Exercise instructions → Reproduce the material exactly, omitting nothing.

....

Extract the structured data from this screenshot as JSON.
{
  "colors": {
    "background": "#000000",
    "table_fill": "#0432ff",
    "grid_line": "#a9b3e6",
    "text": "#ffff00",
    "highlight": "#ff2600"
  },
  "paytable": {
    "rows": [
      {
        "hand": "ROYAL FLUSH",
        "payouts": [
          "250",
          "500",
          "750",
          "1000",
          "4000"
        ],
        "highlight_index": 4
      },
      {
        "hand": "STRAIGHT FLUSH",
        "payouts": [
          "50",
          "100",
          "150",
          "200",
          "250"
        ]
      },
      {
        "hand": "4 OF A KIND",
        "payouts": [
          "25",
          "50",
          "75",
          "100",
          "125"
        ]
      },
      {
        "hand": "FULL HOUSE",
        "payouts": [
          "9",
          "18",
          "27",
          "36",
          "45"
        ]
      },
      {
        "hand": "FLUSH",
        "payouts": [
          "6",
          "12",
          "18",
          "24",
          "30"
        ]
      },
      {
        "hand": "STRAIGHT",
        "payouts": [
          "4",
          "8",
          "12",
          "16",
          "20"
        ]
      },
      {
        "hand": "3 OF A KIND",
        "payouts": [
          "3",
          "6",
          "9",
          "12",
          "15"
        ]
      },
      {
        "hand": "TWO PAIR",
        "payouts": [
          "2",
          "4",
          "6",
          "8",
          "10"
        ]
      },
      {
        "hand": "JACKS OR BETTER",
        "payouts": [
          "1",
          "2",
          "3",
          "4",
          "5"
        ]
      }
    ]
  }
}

....

Output below →
Extract the structured data from this screenshot as JSON.
{
  "colors": {
    "background": "#000000",
    "table_fill": "#0432ff",
    "grid_line": "#a9b3e6",
    "text": "#ffff00",
    "highlight": "#ff2600"
  },
  "paytable": {
    "rows": [
      {
        "hand": "ROYAL FLUSH",
        "payouts": [
          "250",
          "500",
          "750",
          "1000",
          "4000"
        ],
        "highlight_index": 4
      },
      {
        "hand": "STRAIGHT FLUSH",
        "payouts": [
          "50",
          "100",
          "150",
          "200",
          "250"
        ]
      },
      {
        "hand": "4 OF A KIND",
        "payouts": [
          "25",
          "50",
          "75",
          "100",
          "125"
        ]
      },
      {
        "hand": "FULL HOUSE",
        "payouts": [
          "9",
          "18",
          "27",
          "36",
          "45"
        ]
      },
      {
        "hand": "FLUSH",
        "payouts": [
          "6",
          "12",
          "18",
          "24",
          "30"
        ]
      },
      {
        "hand": "STRAIGHT",
        "payouts": [
          "4",
          "8",
          "12",
          "16",
          "20"
        ]
      },
      {
        "hand": "3 OF A KIND",
        "payouts": [
          "3",
          "6",
          "9",
          "12",
          "15"
        ]
      },
      {
        "hand": "TWO PAIR",
        "payouts": [
          "2",
          "4",
          "6",
          "8",
          "10"
        ]
      },
      {
        "hand": "JACKS OR BETTER",
        "payouts": [
          "1",
          "2",
          "3",
          "4",
          "5"
        ]
      }
    ]
  }
}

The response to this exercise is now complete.